[Items from a dataset]
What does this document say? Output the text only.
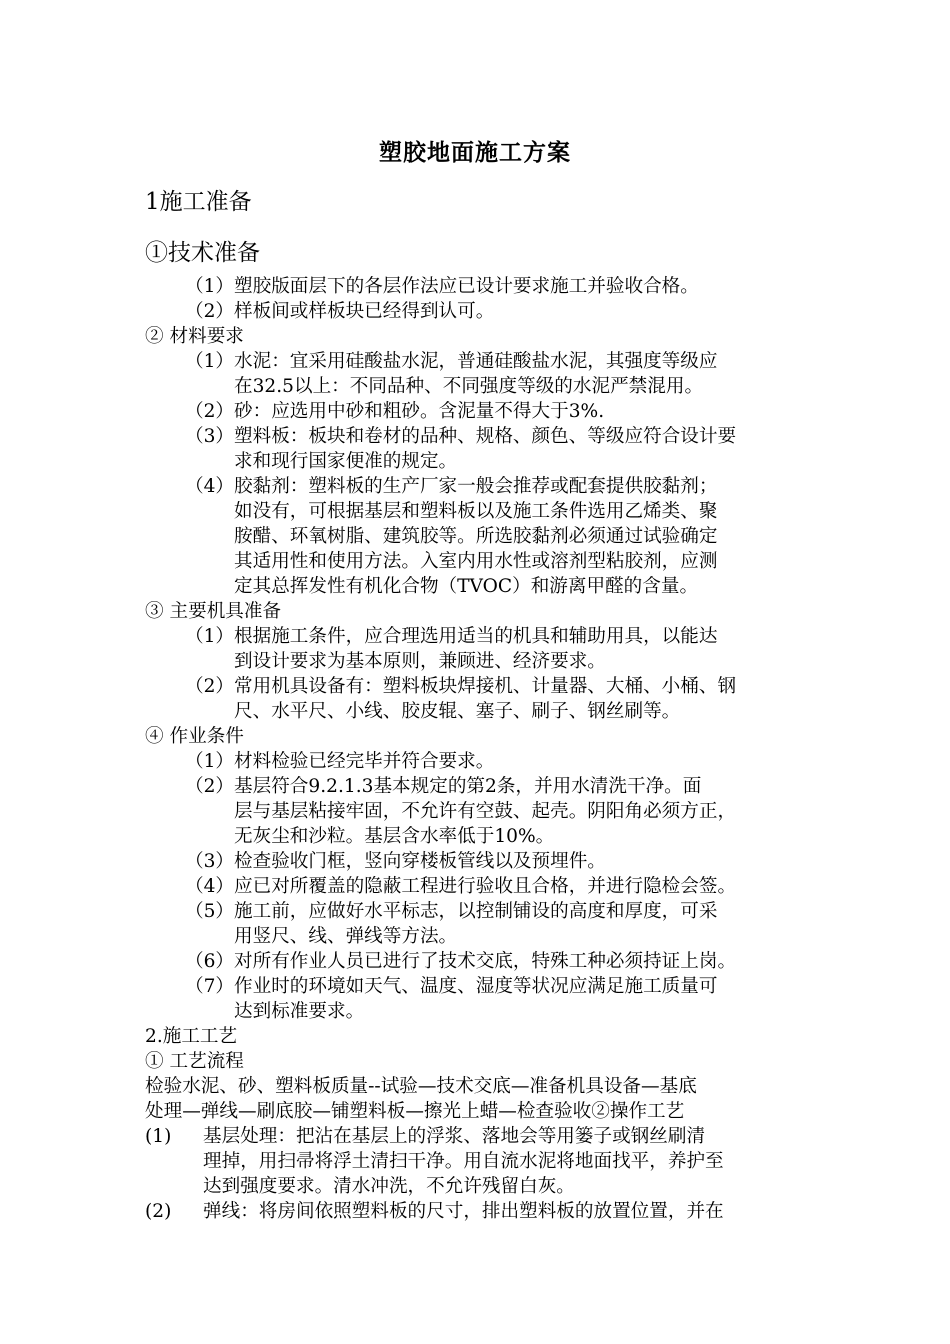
塑胶地面施工方案
1施工准备
①技术准备
（1）塑胶版面层下的各层作法应已设计要求施工并验收合格。
（2）样板间或样板块已经得到认可。
② 材料要求
（1）水泥：宜采用硅酸盐水泥，普通硅酸盐水泥，其强度等级应
在32.5以上：不同品种、不同强度等级的水泥严禁混用。
（2）砂：应选用中砂和粗砂。含泥量不得大于3%.
（3）塑料板：板块和卷材的品种、规格、颜色、等级应符合设计要
求和现行国家便准的规定。
（4）胶黏剂：塑料板的生产厂家一般会推荐或配套提供胶黏剂；
如没有，可根据基层和塑料板以及施工条件选用乙烯类、聚
胺醋、环氧树脂、建筑胶等。所选胶黏剂必须通过试验确定
其适用性和使用方法。入室内用水性或溶剂型粘胶剂，应测
定其总挥发性有机化合物（TVOC）和游离甲醛的含量。
③ 主要机具准备
（1）根据施工条件，应合理选用适当的机具和辅助用具，以能达
到设计要求为基本原则，兼顾进、经济要求。
（2）常用机具设备有：塑料板块焊接机、计量器、大桶、小桶、钢
尺、水平尺、小线、胶皮辊、塞子、刷子、钢丝刷等。
④ 作业条件
（1）材料检验已经完毕并符合要求。
（2）基层符合9.2.1.3基本规定的第2条，并用水清洗干净。面
层与基层粘接牢固，不允许有空鼓、起壳。阴阳角必须方正，
无灰尘和沙粒。基层含水率低于10%。
（3）检查验收门框，竖向穿楼板管线以及预埋件。
（4）应已对所覆盖的隐蔽工程进行验收且合格，并进行隐检会签。
（5）施工前，应做好水平标志，以控制铺设的高度和厚度，可采
用竖尺、线、弹线等方法。
（6）对所有作业人员已进行了技术交底，特殊工种必须持证上岗。
（7）作业时的环境如天气、温度、湿度等状况应满足施工质量可
达到标准要求。
2.施工工艺
① 工艺流程
检验水泥、砂、塑料板质量--试验—技术交底—准备机具设备—基底
处理—弹线—刷底胶—铺塑料板—擦光上蜡—检查验收②操作工艺
(1) 基层处理：把沾在基层上的浮浆、落地会等用篓子或钢丝刷清
理掉，用扫帚将浮土清扫干净。用自流水泥将地面找平，养护至
达到强度要求。清水冲洗，不允许残留白灰。
(2) 弹线：将房间依照塑料板的尺寸，排出塑料板的放置位置，并在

● Written exercise:
Give every line back word for word and leave the pictures out.

● Response:
What does this document say? Output the text only.
塑胶地面施工方案
1施工准备
①技术准备
（1）塑胶版面层下的各层作法应已设计要求施工并验收合格。
（2）样板间或样板块已经得到认可。
② 材料要求
（1）水泥：宜采用硅酸盐水泥，普通硅酸盐水泥，其强度等级应
在32.5以上：不同品种、不同强度等级的水泥严禁混用。
（2）砂：应选用中砂和粗砂。含泥量不得大于3%.
（3）塑料板：板块和卷材的品种、规格、颜色、等级应符合设计要
求和现行国家便准的规定。
（4）胶黏剂：塑料板的生产厂家一般会推荐或配套提供胶黏剂；
如没有，可根据基层和塑料板以及施工条件选用乙烯类、聚
胺醋、环氧树脂、建筑胶等。所选胶黏剂必须通过试验确定
其适用性和使用方法。入室内用水性或溶剂型粘胶剂，应测
定其总挥发性有机化合物（TVOC）和游离甲醛的含量。
③ 主要机具准备
（1）根据施工条件，应合理选用适当的机具和辅助用具，以能达
到设计要求为基本原则，兼顾进、经济要求。
（2）常用机具设备有：塑料板块焊接机、计量器、大桶、小桶、钢
尺、水平尺、小线、胶皮辊、塞子、刷子、钢丝刷等。
④ 作业条件
（1）材料检验已经完毕并符合要求。
（2）基层符合9.2.1.3基本规定的第2条，并用水清洗干净。面
层与基层粘接牢固，不允许有空鼓、起壳。阴阳角必须方正，
无灰尘和沙粒。基层含水率低于10%。
（3）检查验收门框，竖向穿楼板管线以及预埋件。
（4）应已对所覆盖的隐蔽工程进行验收且合格，并进行隐检会签。
（5）施工前，应做好水平标志，以控制铺设的高度和厚度，可采
用竖尺、线、弹线等方法。
（6）对所有作业人员已进行了技术交底，特殊工种必须持证上岗。
（7）作业时的环境如天气、温度、湿度等状况应满足施工质量可
达到标准要求。
2.施工工艺
① 工艺流程
检验水泥、砂、塑料板质量--试验—技术交底—准备机具设备—基底
处理—弹线—刷底胶—铺塑料板—擦光上蜡—检查验收②操作工艺
(1) 基层处理：把沾在基层上的浮浆、落地会等用篓子或钢丝刷清
理掉，用扫帚将浮土清扫干净。用自流水泥将地面找平，养护至
达到强度要求。清水冲洗，不允许残留白灰。
(2) 弹线：将房间依照塑料板的尺寸，排出塑料板的放置位置，并在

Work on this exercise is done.